▸ DIRECTIVE
Reproduce the material in full, exactly as written.

▸ RECORDED DATA
....
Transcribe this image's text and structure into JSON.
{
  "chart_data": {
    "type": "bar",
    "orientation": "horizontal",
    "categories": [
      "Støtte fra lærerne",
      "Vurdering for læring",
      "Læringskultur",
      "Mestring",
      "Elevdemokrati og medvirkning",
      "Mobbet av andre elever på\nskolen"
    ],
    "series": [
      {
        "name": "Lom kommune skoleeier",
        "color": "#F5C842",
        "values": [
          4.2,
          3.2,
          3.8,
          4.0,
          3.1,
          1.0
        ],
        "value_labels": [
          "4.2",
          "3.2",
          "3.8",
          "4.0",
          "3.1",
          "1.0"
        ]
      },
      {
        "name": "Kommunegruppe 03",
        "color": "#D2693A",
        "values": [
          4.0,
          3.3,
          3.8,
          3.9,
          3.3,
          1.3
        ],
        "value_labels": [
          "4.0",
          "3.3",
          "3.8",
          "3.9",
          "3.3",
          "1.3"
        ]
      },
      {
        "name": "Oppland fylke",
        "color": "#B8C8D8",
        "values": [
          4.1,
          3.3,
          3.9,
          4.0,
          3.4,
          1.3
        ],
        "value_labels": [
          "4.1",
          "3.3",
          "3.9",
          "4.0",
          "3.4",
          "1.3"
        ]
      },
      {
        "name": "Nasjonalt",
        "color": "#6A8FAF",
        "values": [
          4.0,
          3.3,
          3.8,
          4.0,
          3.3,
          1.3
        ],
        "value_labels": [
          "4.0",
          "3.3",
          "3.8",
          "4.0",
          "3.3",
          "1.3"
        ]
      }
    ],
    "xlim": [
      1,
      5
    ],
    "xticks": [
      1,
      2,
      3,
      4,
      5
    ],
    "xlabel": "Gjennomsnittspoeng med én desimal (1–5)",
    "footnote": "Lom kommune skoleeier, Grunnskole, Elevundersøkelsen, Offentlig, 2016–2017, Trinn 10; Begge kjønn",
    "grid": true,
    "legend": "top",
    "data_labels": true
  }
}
....
▸ SOLUTION BELOW
Transcribe this image's text and structure into JSON.
{
  "chart_data": {
    "type": "bar",
    "orientation": "horizontal",
    "categories": [
      "Støtte fra lærerne",
      "Vurdering for læring",
      "Læringskultur",
      "Mestring",
      "Elevdemokrati og medvirkning",
      "Mobbet av andre elever på\nskolen"
    ],
    "series": [
      {
        "name": "Lom kommune skoleeier",
        "color": "#F5C842",
        "values": [
          4.2,
          3.2,
          3.8,
          4.0,
          3.1,
          1.0
        ],
        "value_labels": [
          "4.2",
          "3.2",
          "3.8",
          "4.0",
          "3.1",
          "1.0"
        ]
      },
      {
        "name": "Kommunegruppe 03",
        "color": "#D2693A",
        "values": [
          4.0,
          3.3,
          3.8,
          3.9,
          3.3,
          1.3
        ],
        "value_labels": [
          "4.0",
          "3.3",
          "3.8",
          "3.9",
          "3.3",
          "1.3"
        ]
      },
      {
        "name": "Oppland fylke",
        "color": "#B8C8D8",
        "values": [
          4.1,
          3.3,
          3.9,
          4.0,
          3.4,
          1.3
        ],
        "value_labels": [
          "4.1",
          "3.3",
          "3.9",
          "4.0",
          "3.4",
          "1.3"
        ]
      },
      {
        "name": "Nasjonalt",
        "color": "#6A8FAF",
        "values": [
          4.0,
          3.3,
          3.8,
          4.0,
          3.3,
          1.3
        ],
        "value_labels": [
          "4.0",
          "3.3",
          "3.8",
          "4.0",
          "3.3",
          "1.3"
        ]
      }
    ],
    "xlim": [
      1,
      5
    ],
    "xticks": [
      1,
      2,
      3,
      4,
      5
    ],
    "xlabel": "Gjennomsnittspoeng med én desimal (1–5)",
    "footnote": "Lom kommune skoleeier, Grunnskole, Elevundersøkelsen, Offentlig, 2016–2017, Trinn 10; Begge kjønn",
    "grid": true,
    "legend": "top",
    "data_labels": true
  }
}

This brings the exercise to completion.